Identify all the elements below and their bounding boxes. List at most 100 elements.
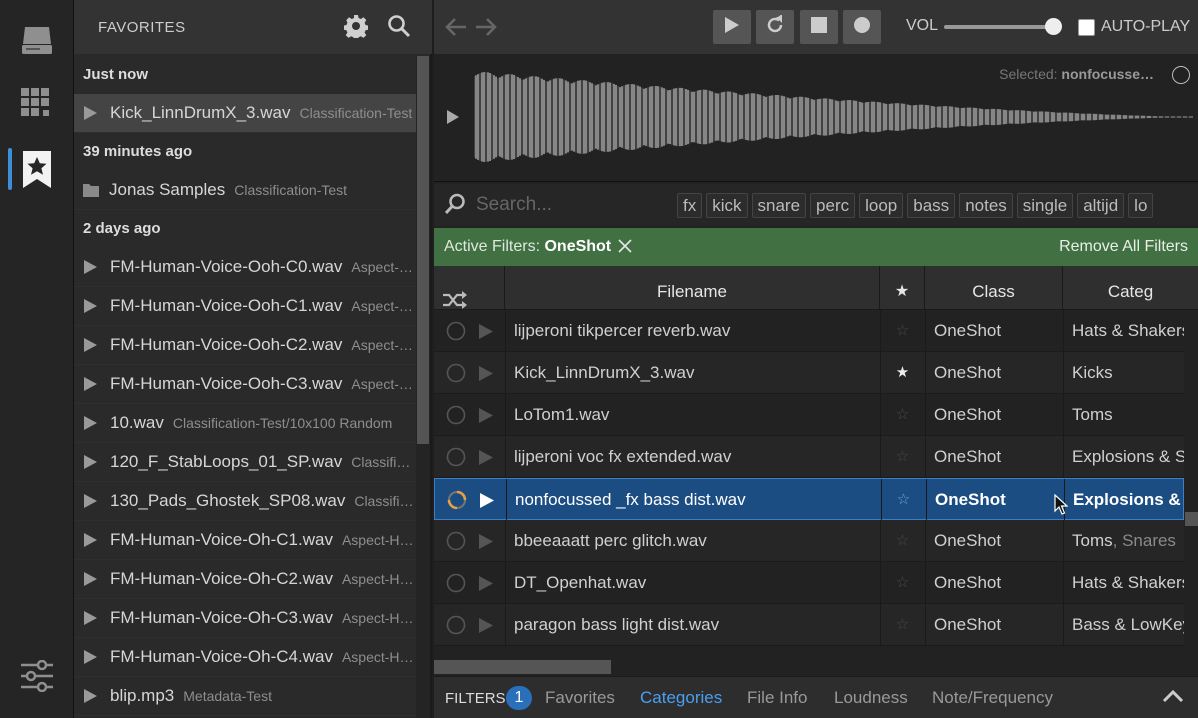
- favorite-item[interactable]: FM-Human-Voice-Oh-C2.wav Aspect-Human-Voi…: [74, 560, 416, 599]
- play-icon[interactable]: [479, 576, 493, 596]
- bottom-tab[interactable]: Note/Frequency: [932, 688, 1053, 708]
- favorite-item[interactable]: 10.wav Classification-Test/10x100 Random: [74, 404, 416, 443]
- play-icon[interactable]: [84, 377, 97, 391]
- table-vertical-scrollbar-thumb[interactable]: [1185, 512, 1198, 526]
- table-horizontal-scrollbar[interactable]: [434, 656, 1198, 676]
- play-icon[interactable]: [479, 450, 493, 470]
- table-vertical-scrollbar[interactable]: [1184, 310, 1198, 656]
- status-circle-icon[interactable]: [446, 447, 466, 472]
- play-icon[interactable]: [84, 494, 97, 508]
- table-row[interactable]: lijperoni voc fx extended.wav ☆ OneShot Exp…: [434, 436, 1184, 478]
- status-circle-icon[interactable]: [446, 573, 466, 598]
- play-icon[interactable]: [480, 493, 494, 513]
- table-horizontal-scrollbar-thumb[interactable]: [434, 660, 611, 674]
- favorite-item[interactable]: 130_Pads_Ghostek_SP08.wav Classification-…: [74, 482, 416, 521]
- rail-grid-button[interactable]: [0, 76, 74, 132]
- remove-filter-close-icon[interactable]: [618, 239, 632, 258]
- play-icon[interactable]: [84, 106, 97, 120]
- star-outline-icon[interactable]: ☆: [881, 479, 926, 521]
- search-icon[interactable]: [387, 14, 411, 43]
- category-column-header[interactable]: Categ: [1063, 266, 1198, 310]
- favorites-scrollbar[interactable]: [416, 56, 430, 718]
- play-button[interactable]: [713, 10, 751, 44]
- star-outline-icon[interactable]: ☆: [880, 520, 925, 562]
- waveform-display[interactable]: [474, 70, 1194, 164]
- favorite-item[interactable]: FM-Human-Voice-Ooh-C3.wav Aspect-Human-Vo…: [74, 365, 416, 404]
- favorite-item[interactable]: 120_F_StabLoops_01_SP.wav Classification-…: [74, 443, 416, 482]
- table-row[interactable]: Kick_LinnDrumX_3.wav ★ OneShot Kicks: [434, 352, 1184, 394]
- stop-button[interactable]: [800, 10, 838, 44]
- status-circle-icon[interactable]: [446, 363, 466, 388]
- gear-icon[interactable]: [343, 14, 369, 43]
- loop-button[interactable]: [756, 10, 794, 44]
- play-icon[interactable]: [84, 260, 97, 274]
- table-row[interactable]: LoTom1.wav ☆ OneShot Toms: [434, 394, 1184, 436]
- autoplay-label[interactable]: AUTO-PLAY: [1101, 18, 1190, 36]
- shuffle-column-header[interactable]: [434, 266, 505, 310]
- tag-chip[interactable]: notes: [959, 193, 1013, 218]
- bottom-tab[interactable]: Favorites: [545, 688, 615, 708]
- record-button[interactable]: [843, 10, 881, 44]
- play-icon[interactable]: [84, 338, 97, 352]
- rail-favorites-button[interactable]: [0, 142, 74, 198]
- tag-chip[interactable]: loop: [859, 193, 904, 218]
- play-icon[interactable]: [479, 324, 493, 344]
- favorite-item[interactable]: Jonas Samples Classification-Test: [74, 171, 416, 210]
- play-icon[interactable]: [84, 455, 97, 469]
- table-row[interactable]: paragon bass light dist.wav ☆ OneShot Bass …: [434, 604, 1184, 646]
- star-filled-icon[interactable]: ★: [880, 352, 925, 394]
- play-icon[interactable]: [84, 416, 97, 430]
- tag-chip[interactable]: fx: [677, 193, 703, 218]
- remove-all-filters-button[interactable]: Remove All Filters: [1059, 238, 1188, 256]
- table-row[interactable]: lijperoni tikpercer reverb.wav ☆ OneShot Ha…: [434, 310, 1184, 352]
- bottom-tab[interactable]: Categories: [640, 688, 722, 708]
- play-icon[interactable]: [84, 650, 97, 664]
- favorite-item[interactable]: FM-Human-Voice-Ooh-C2.wav Aspect-Human-Vo…: [74, 326, 416, 365]
- tag-chip[interactable]: bass: [907, 193, 956, 218]
- status-circle-icon[interactable]: [446, 615, 466, 640]
- chevron-up-icon[interactable]: [1162, 689, 1184, 708]
- status-circle-icon[interactable]: [446, 531, 466, 556]
- play-icon[interactable]: [479, 408, 493, 428]
- rail-settings-button[interactable]: [0, 648, 74, 704]
- autoplay-checkbox[interactable]: [1078, 19, 1095, 36]
- play-icon[interactable]: [84, 572, 97, 586]
- volume-slider-track[interactable]: [944, 25, 1056, 29]
- filters-label[interactable]: FILTERS: [445, 690, 506, 707]
- back-arrow-icon[interactable]: [444, 16, 468, 43]
- selected-status-circle-icon[interactable]: [1172, 66, 1190, 84]
- table-row[interactable]: bbeeaaatt perc glitch.wav ☆ OneShot Toms, S…: [434, 520, 1184, 562]
- play-icon[interactable]: [84, 299, 97, 313]
- star-outline-icon[interactable]: ☆: [880, 436, 925, 478]
- class-column-header[interactable]: Class: [925, 266, 1063, 310]
- favorite-item[interactable]: Kick_LinnDrumX_3.wav Classification-Test: [74, 94, 416, 133]
- star-outline-icon[interactable]: ☆: [880, 604, 925, 646]
- favorite-item[interactable]: FM-Human-Voice-Oh-C3.wav Aspect-Human-Voi…: [74, 599, 416, 638]
- play-icon[interactable]: [84, 689, 97, 703]
- tag-chip[interactable]: kick: [706, 193, 748, 218]
- play-icon[interactable]: [84, 533, 97, 547]
- tag-chip[interactable]: lo: [1128, 193, 1154, 218]
- active-filter-value[interactable]: OneShot: [544, 238, 611, 255]
- play-icon[interactable]: [479, 366, 493, 386]
- forward-arrow-icon[interactable]: [474, 16, 498, 43]
- favorite-item[interactable]: blip.mp3 Metadata-Test: [74, 677, 416, 716]
- bottom-tab[interactable]: Loudness: [834, 688, 908, 708]
- favorites-scrollbar-thumb[interactable]: [417, 56, 429, 444]
- table-row[interactable]: nonfocussed _fx bass dist.wav ☆ OneShot Exp…: [434, 478, 1184, 521]
- favorite-item[interactable]: FM-Human-Voice-Ooh-C1.wav Aspect-Human-Vo…: [74, 287, 416, 326]
- bottom-tab[interactable]: File Info: [747, 688, 807, 708]
- waveform-area[interactable]: Selected: nonfocusse…: [434, 56, 1198, 182]
- status-circle-icon[interactable]: [446, 321, 466, 346]
- play-icon[interactable]: [479, 618, 493, 638]
- filename-column-header[interactable]: Filename: [505, 266, 880, 310]
- waveform-play-icon[interactable]: [446, 109, 460, 130]
- tag-chip[interactable]: altijd: [1077, 193, 1125, 218]
- search-input[interactable]: [476, 192, 666, 218]
- loading-spinner-icon[interactable]: [447, 490, 467, 515]
- star-outline-icon[interactable]: ☆: [880, 562, 925, 604]
- status-circle-icon[interactable]: [446, 405, 466, 430]
- volume-slider-handle[interactable]: [1045, 18, 1062, 35]
- table-row[interactable]: DT_Openhat.wav ☆ OneShot Hats & Shakers: [434, 562, 1184, 604]
- tag-chip[interactable]: single: [1016, 193, 1074, 218]
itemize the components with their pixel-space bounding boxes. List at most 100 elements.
§
## [TASK TO CARRY OUT]
Please reproduce every one of the lines above word for word, omitting the pictures.

## [EXPECTED OUTPUT]
Identify all the elements below and their bounding boxes. List at most 100 elements.
- favorite-item[interactable]: FM-Human-Voice-Oh-C2.wav Aspect-Human-Voi…: [74, 560, 416, 599]
- play-icon[interactable]: [479, 576, 493, 596]
- bottom-tab[interactable]: Note/Frequency: [932, 688, 1053, 708]
- favorite-item[interactable]: 10.wav Classification-Test/10x100 Random: [74, 404, 416, 443]
- play-icon[interactable]: [84, 377, 97, 391]
- table-vertical-scrollbar-thumb[interactable]: [1185, 512, 1198, 526]
- table-horizontal-scrollbar[interactable]: [434, 656, 1198, 676]
- play-icon[interactable]: [479, 450, 493, 470]
- table-vertical-scrollbar[interactable]: [1184, 310, 1198, 656]
- status-circle-icon[interactable]: [446, 447, 466, 472]
- play-icon[interactable]: [84, 494, 97, 508]
- table-row[interactable]: lijperoni voc fx extended.wav ☆ OneShot Exp…: [434, 436, 1184, 478]
- status-circle-icon[interactable]: [446, 573, 466, 598]
- play-icon[interactable]: [480, 493, 494, 513]
- table-horizontal-scrollbar-thumb[interactable]: [434, 660, 611, 674]
- favorite-item[interactable]: 130_Pads_Ghostek_SP08.wav Classification-…: [74, 482, 416, 521]
- rail-grid-button[interactable]: [0, 76, 74, 132]
- remove-filter-close-icon[interactable]: [618, 239, 632, 258]
- play-icon[interactable]: [84, 106, 97, 120]
- star-outline-icon[interactable]: ☆: [881, 479, 926, 521]
- search-icon[interactable]: [387, 14, 411, 43]
- category-column-header[interactable]: Categ: [1063, 266, 1198, 310]
- favorites-scrollbar[interactable]: [416, 56, 430, 718]
- play-button[interactable]: [713, 10, 751, 44]
- star-outline-icon[interactable]: ☆: [880, 520, 925, 562]
- waveform-display[interactable]: [474, 70, 1194, 164]
- favorite-item[interactable]: FM-Human-Voice-Ooh-C3.wav Aspect-Human-Vo…: [74, 365, 416, 404]
- favorite-item[interactable]: 120_F_StabLoops_01_SP.wav Classification-…: [74, 443, 416, 482]
- table-row[interactable]: Kick_LinnDrumX_3.wav ★ OneShot Kicks: [434, 352, 1184, 394]
- stop-button[interactable]: [800, 10, 838, 44]
- status-circle-icon[interactable]: [446, 363, 466, 388]
- gear-icon[interactable]: [343, 14, 369, 43]
- loop-button[interactable]: [756, 10, 794, 44]
- play-icon[interactable]: [84, 260, 97, 274]
- table-row[interactable]: LoTom1.wav ☆ OneShot Toms: [434, 394, 1184, 436]
- autoplay-label[interactable]: AUTO-PLAY: [1101, 18, 1190, 36]
- shuffle-column-header[interactable]: [434, 266, 505, 310]
- tag-chip[interactable]: notes: [959, 193, 1013, 218]
- bottom-tab[interactable]: Favorites: [545, 688, 615, 708]
- record-button[interactable]: [843, 10, 881, 44]
- play-icon[interactable]: [84, 338, 97, 352]
- rail-favorites-button[interactable]: [0, 142, 74, 198]
- tag-chip[interactable]: loop: [859, 193, 904, 218]
- play-icon[interactable]: [479, 324, 493, 344]
- favorite-item[interactable]: Jonas Samples Classification-Test: [74, 171, 416, 210]
- play-icon[interactable]: [84, 455, 97, 469]
- table-row[interactable]: paragon bass light dist.wav ☆ OneShot Bass …: [434, 604, 1184, 646]
- star-filled-icon[interactable]: ★: [880, 352, 925, 394]
- play-icon[interactable]: [84, 416, 97, 430]
- tag-chip[interactable]: fx: [677, 193, 703, 218]
- remove-all-filters-button[interactable]: Remove All Filters: [1059, 238, 1188, 256]
- table-row[interactable]: lijperoni tikpercer reverb.wav ☆ OneShot Ha…: [434, 310, 1184, 352]
- bottom-tab[interactable]: Categories: [640, 688, 722, 708]
- play-icon[interactable]: [84, 650, 97, 664]
- favorite-item[interactable]: FM-Human-Voice-Ooh-C2.wav Aspect-Human-Vo…: [74, 326, 416, 365]
- tag-chip[interactable]: bass: [907, 193, 956, 218]
- status-circle-icon[interactable]: [446, 615, 466, 640]
- chevron-up-icon[interactable]: [1162, 689, 1184, 708]
- status-circle-icon[interactable]: [446, 531, 466, 556]
- play-icon[interactable]: [479, 408, 493, 428]
- rail-settings-button[interactable]: [0, 648, 74, 704]
- autoplay-checkbox[interactable]: [1078, 19, 1095, 36]
- play-icon[interactable]: [84, 572, 97, 586]
- volume-slider-track[interactable]: [944, 25, 1056, 29]
- filters-label[interactable]: FILTERS: [445, 690, 506, 707]
- back-arrow-icon[interactable]: [444, 16, 468, 43]
- selected-status-circle-icon[interactable]: [1172, 66, 1190, 84]
- table-row[interactable]: bbeeaaatt perc glitch.wav ☆ OneShot Toms, S…: [434, 520, 1184, 562]
- play-icon[interactable]: [84, 299, 97, 313]
- star-outline-icon[interactable]: ☆: [880, 436, 925, 478]
- class-column-header[interactable]: Class: [925, 266, 1063, 310]
- favorite-item[interactable]: Kick_LinnDrumX_3.wav Classification-Test: [74, 94, 416, 133]
- star-outline-icon[interactable]: ☆: [880, 604, 925, 646]
- favorite-item[interactable]: FM-Human-Voice-Oh-C3.wav Aspect-Human-Voi…: [74, 599, 416, 638]
- play-icon[interactable]: [84, 689, 97, 703]
- tag-chip[interactable]: kick: [706, 193, 748, 218]
- play-icon[interactable]: [84, 533, 97, 547]
- tag-chip[interactable]: lo: [1128, 193, 1154, 218]
- active-filter-value[interactable]: OneShot: [544, 238, 611, 255]
- play-icon[interactable]: [479, 366, 493, 386]
- forward-arrow-icon[interactable]: [474, 16, 498, 43]
- favorite-item[interactable]: blip.mp3 Metadata-Test: [74, 677, 416, 716]
- bottom-tab[interactable]: Loudness: [834, 688, 908, 708]
- favorites-scrollbar-thumb[interactable]: [417, 56, 429, 444]
- table-row[interactable]: nonfocussed _fx bass dist.wav ☆ OneShot Exp…: [434, 478, 1184, 521]
- favorite-item[interactable]: FM-Human-Voice-Ooh-C1.wav Aspect-Human-Vo…: [74, 287, 416, 326]
- bottom-tab[interactable]: File Info: [747, 688, 807, 708]
- waveform-area[interactable]: Selected: nonfocusse…: [434, 56, 1198, 182]
- status-circle-icon[interactable]: [446, 321, 466, 346]
- play-icon[interactable]: [479, 618, 493, 638]
- filename-column-header[interactable]: Filename: [505, 266, 880, 310]
- waveform-play-icon[interactable]: [446, 109, 460, 130]
- tag-chip[interactable]: altijd: [1077, 193, 1125, 218]
- search-input[interactable]: [476, 192, 666, 218]
- loading-spinner-icon[interactable]: [447, 490, 467, 515]
- star-outline-icon[interactable]: ☆: [880, 562, 925, 604]
- status-circle-icon[interactable]: [446, 405, 466, 430]
- volume-slider-handle[interactable]: [1045, 18, 1062, 35]
- table-row[interactable]: DT_Openhat.wav ☆ OneShot Hats & Shakers: [434, 562, 1184, 604]
- tag-chip[interactable]: single: [1016, 193, 1074, 218]
itemize the components with their pixel-space bounding boxes. List at most 100 elements.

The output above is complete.